- [SHORT EXERCISE]:
Go through each line of the records below and count those with the word "unit"; give only the total.

[Records excerpted from a collection]

-- START --

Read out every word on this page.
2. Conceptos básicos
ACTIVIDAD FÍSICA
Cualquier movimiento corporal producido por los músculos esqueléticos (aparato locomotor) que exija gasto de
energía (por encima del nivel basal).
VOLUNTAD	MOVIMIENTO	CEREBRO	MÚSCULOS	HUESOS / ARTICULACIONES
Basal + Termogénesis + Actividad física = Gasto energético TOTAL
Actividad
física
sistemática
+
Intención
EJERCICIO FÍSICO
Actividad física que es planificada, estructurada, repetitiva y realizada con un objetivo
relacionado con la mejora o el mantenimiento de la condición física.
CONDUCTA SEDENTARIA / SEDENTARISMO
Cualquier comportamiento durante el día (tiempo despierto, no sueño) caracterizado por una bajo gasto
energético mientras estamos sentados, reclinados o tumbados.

-- END --
-- START --

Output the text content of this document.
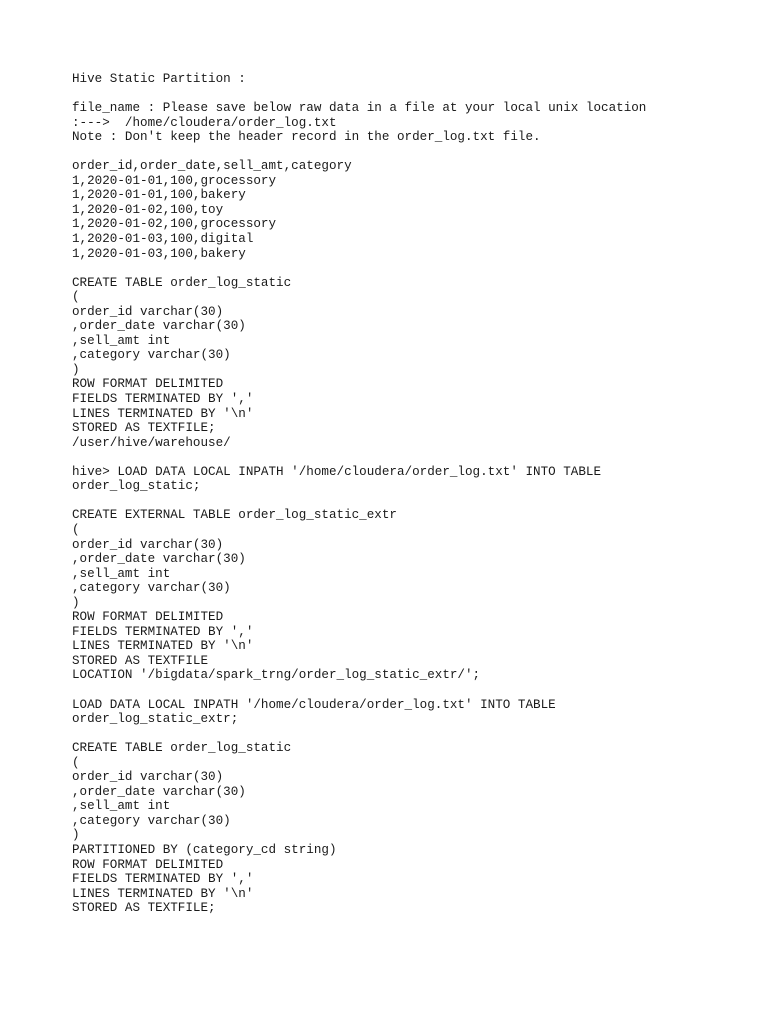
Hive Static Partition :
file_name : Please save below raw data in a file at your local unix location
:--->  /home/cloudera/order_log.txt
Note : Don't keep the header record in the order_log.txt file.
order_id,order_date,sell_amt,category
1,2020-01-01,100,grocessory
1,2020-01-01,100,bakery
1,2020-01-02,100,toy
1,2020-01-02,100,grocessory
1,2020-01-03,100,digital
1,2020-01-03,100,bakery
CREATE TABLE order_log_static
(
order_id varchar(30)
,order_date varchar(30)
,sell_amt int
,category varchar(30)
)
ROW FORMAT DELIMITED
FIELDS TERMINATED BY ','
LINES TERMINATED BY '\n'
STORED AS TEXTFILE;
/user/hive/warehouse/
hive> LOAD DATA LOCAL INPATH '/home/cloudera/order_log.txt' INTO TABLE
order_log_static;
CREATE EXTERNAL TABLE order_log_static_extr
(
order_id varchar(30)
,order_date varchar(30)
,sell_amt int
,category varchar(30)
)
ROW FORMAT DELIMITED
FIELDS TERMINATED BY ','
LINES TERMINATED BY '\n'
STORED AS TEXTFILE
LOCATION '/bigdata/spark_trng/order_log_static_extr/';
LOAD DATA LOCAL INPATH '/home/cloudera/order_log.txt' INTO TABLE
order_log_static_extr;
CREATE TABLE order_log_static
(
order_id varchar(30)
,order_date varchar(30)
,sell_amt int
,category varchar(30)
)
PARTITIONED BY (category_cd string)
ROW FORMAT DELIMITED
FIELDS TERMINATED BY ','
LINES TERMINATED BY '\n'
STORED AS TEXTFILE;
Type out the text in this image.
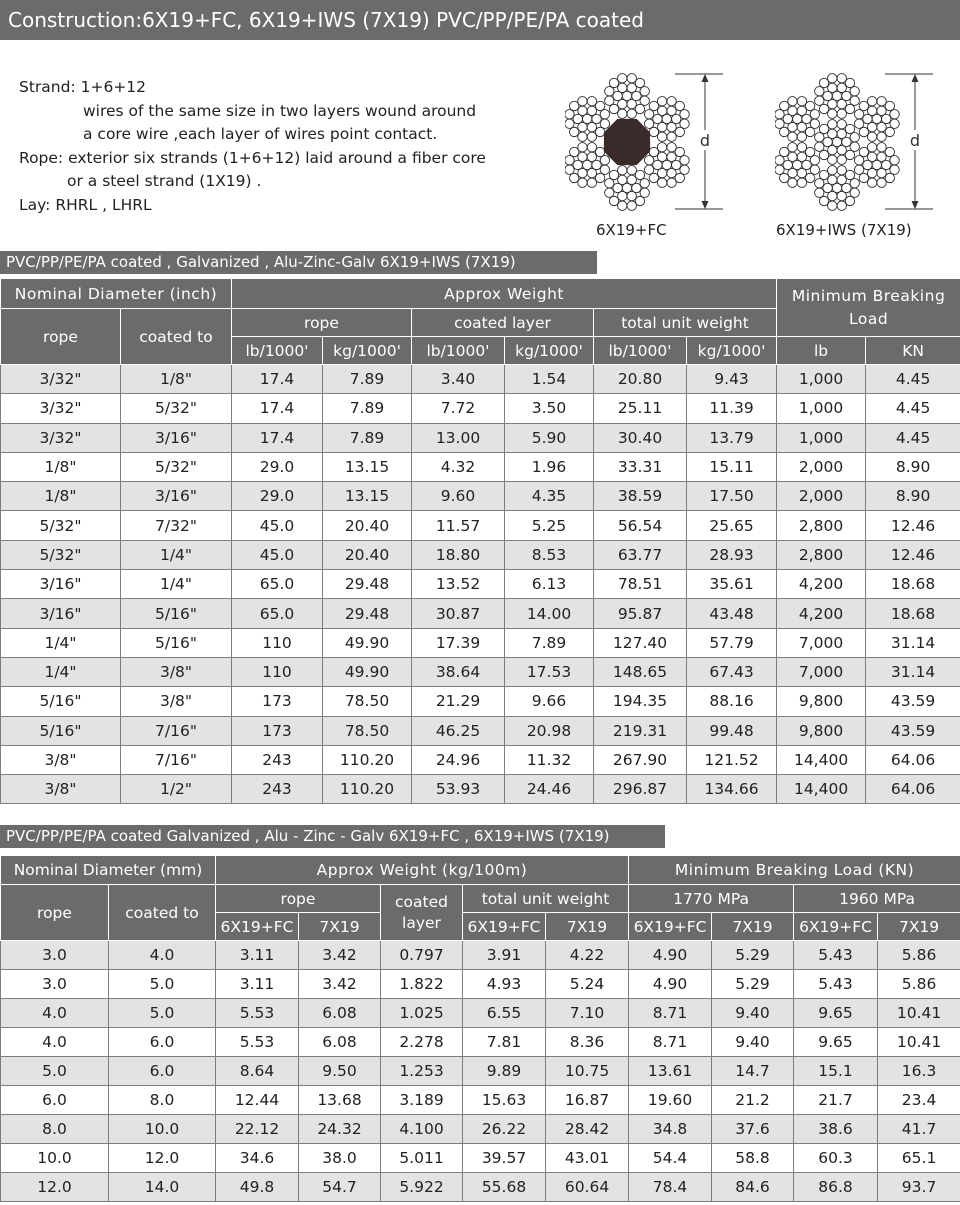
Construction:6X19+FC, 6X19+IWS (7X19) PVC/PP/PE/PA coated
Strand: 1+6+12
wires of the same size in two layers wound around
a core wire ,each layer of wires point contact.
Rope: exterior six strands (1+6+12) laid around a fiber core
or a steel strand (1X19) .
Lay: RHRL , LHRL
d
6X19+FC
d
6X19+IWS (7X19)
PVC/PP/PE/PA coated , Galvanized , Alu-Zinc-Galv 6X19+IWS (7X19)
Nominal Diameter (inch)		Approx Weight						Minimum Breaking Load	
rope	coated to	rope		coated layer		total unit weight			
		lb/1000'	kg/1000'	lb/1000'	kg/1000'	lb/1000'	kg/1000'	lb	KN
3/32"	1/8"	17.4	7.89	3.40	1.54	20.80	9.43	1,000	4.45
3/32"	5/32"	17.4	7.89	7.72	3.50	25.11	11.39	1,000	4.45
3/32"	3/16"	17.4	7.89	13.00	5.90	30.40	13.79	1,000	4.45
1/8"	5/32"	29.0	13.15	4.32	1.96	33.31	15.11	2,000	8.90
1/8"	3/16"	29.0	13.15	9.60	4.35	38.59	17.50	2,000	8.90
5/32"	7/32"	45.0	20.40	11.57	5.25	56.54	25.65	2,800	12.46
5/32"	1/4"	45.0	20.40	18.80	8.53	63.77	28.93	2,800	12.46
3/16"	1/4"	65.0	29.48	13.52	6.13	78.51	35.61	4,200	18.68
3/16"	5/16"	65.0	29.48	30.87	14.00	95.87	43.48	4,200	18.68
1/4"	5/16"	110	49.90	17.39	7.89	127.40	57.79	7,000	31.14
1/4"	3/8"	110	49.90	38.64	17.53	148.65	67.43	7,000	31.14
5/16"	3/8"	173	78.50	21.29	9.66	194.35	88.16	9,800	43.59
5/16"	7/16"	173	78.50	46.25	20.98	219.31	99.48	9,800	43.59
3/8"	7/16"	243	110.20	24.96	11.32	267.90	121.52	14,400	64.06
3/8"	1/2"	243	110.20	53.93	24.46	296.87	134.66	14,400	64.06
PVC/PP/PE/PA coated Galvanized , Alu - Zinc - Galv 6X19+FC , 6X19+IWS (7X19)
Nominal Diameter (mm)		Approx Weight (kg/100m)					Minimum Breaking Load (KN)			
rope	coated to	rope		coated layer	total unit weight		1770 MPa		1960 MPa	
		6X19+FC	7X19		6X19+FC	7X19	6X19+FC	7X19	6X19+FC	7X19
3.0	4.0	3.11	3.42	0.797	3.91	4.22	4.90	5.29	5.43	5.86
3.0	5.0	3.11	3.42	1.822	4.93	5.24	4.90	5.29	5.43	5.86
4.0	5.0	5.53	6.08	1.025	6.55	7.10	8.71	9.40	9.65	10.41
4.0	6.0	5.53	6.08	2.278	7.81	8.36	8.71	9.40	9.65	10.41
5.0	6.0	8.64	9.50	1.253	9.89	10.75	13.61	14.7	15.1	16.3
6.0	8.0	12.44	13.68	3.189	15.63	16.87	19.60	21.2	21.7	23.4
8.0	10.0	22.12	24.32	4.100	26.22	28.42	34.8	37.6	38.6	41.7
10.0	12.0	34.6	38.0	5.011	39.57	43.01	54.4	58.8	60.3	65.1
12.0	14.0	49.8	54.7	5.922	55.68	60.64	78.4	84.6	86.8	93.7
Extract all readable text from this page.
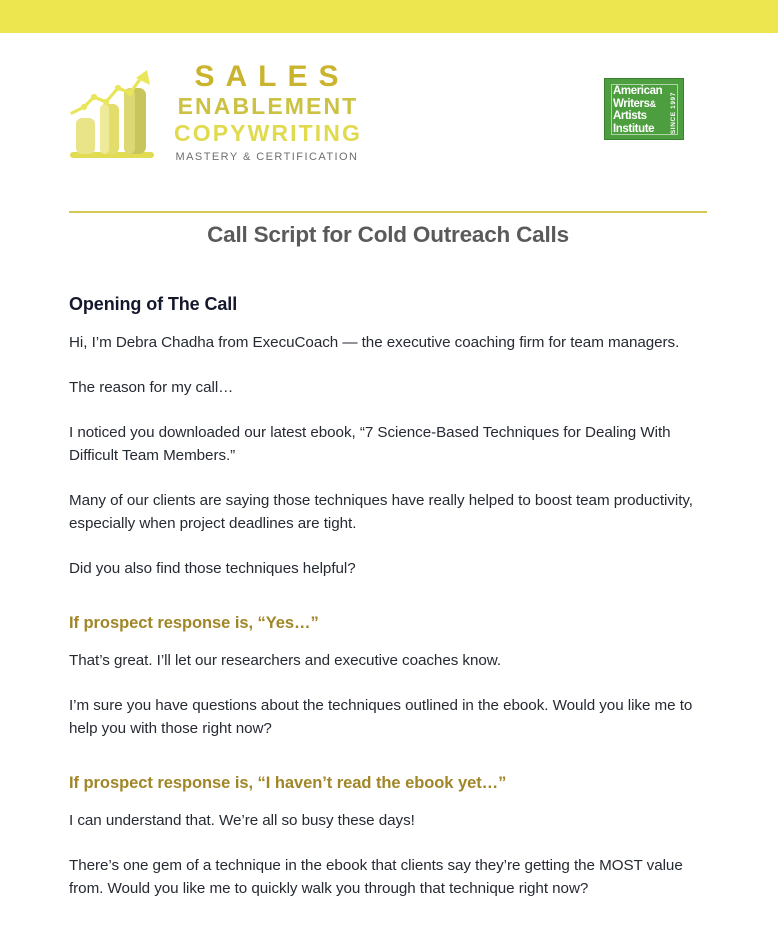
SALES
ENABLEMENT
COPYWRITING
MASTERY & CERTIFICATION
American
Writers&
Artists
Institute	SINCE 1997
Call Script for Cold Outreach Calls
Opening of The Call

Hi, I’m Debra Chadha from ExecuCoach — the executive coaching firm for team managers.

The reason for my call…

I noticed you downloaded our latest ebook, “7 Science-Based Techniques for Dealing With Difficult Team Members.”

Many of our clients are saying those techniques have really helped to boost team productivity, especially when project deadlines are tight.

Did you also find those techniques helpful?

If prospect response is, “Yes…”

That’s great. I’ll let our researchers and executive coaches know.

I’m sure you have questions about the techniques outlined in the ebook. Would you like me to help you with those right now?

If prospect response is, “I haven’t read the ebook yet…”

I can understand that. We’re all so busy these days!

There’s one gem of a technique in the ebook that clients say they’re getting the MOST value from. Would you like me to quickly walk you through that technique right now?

-- END --
-- START --

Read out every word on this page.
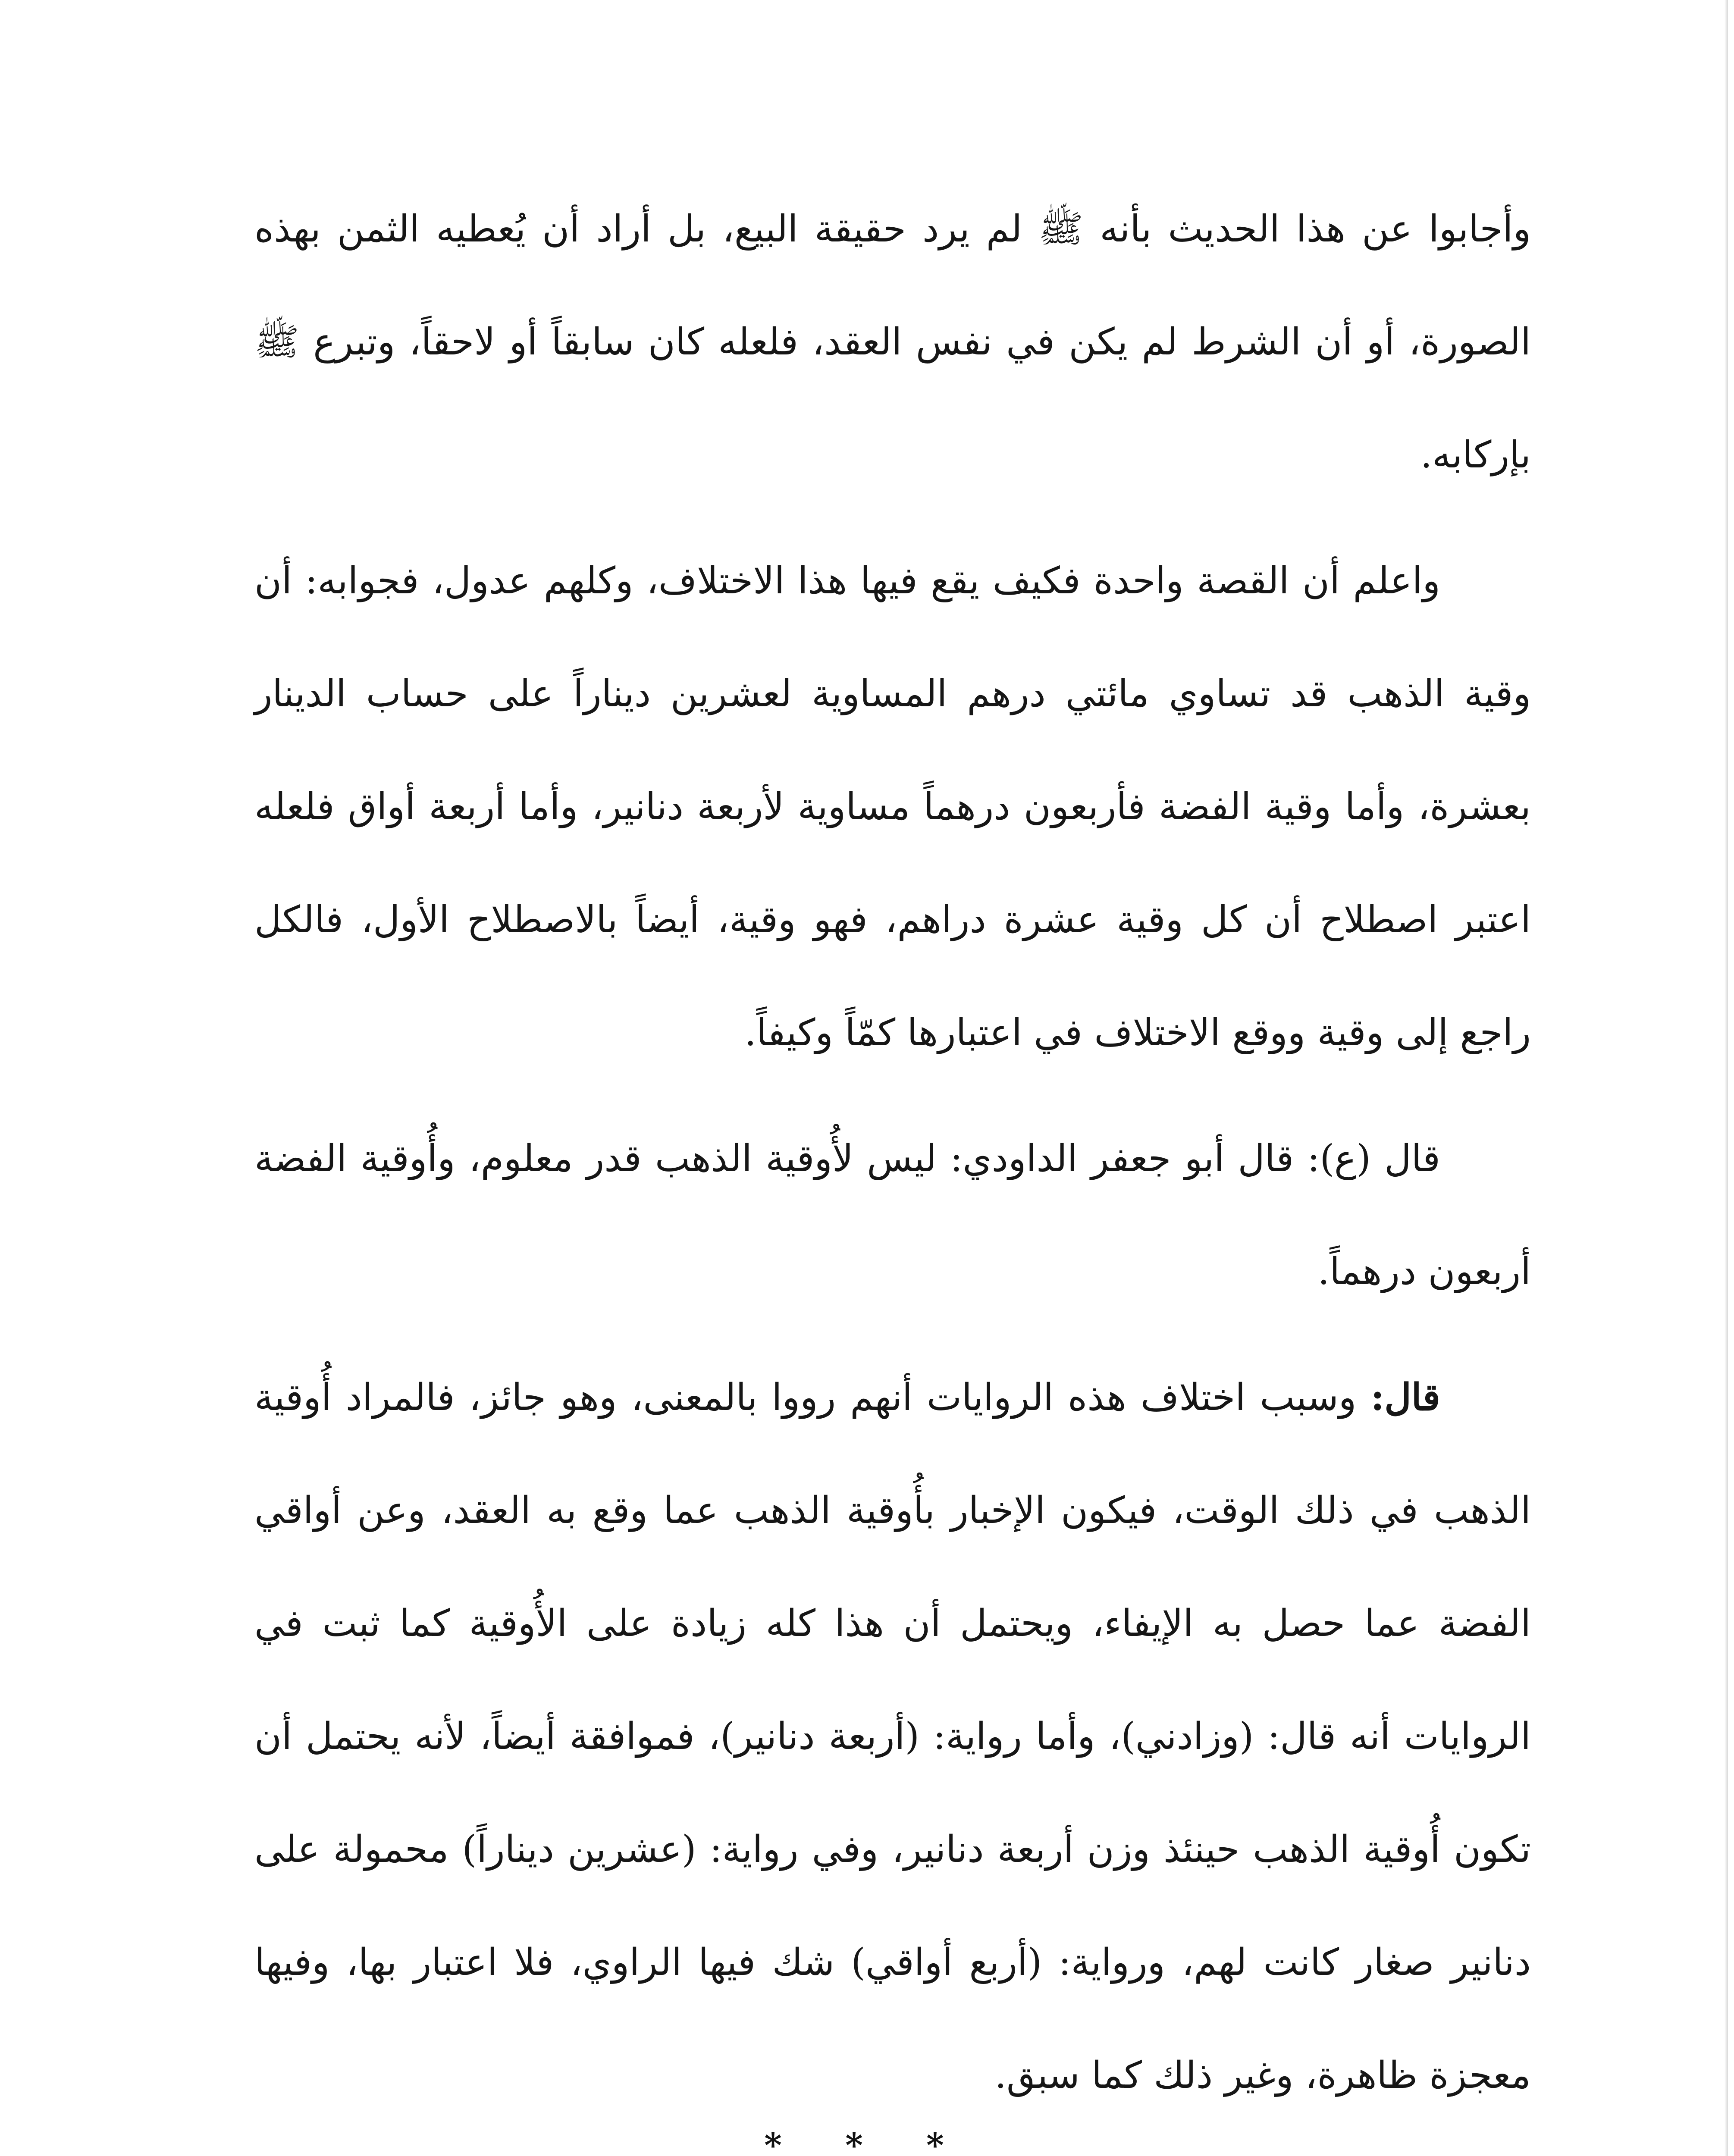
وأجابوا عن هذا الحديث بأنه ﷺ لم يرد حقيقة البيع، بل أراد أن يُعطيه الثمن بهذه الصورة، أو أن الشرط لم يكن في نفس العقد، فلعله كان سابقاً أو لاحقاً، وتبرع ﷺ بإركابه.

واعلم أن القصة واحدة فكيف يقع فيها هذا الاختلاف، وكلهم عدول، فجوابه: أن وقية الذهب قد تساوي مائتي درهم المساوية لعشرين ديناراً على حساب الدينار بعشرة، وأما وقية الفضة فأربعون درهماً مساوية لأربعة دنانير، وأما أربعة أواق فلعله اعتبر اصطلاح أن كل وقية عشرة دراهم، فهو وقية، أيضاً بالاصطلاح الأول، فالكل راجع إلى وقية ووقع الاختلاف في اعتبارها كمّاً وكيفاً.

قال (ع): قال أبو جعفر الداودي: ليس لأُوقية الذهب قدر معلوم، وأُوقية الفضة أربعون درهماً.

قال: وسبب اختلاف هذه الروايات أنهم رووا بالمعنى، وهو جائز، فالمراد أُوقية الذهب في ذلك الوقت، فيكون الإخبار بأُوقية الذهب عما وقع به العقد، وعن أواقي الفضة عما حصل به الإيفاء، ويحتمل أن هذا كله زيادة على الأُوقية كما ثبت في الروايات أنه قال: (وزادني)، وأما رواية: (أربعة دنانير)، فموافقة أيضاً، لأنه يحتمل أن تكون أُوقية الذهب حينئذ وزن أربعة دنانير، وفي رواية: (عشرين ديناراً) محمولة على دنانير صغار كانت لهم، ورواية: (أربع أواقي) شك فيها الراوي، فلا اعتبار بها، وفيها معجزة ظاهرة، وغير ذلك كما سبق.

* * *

-- END --

- [ANSWER TO THE EXERCISE]:
2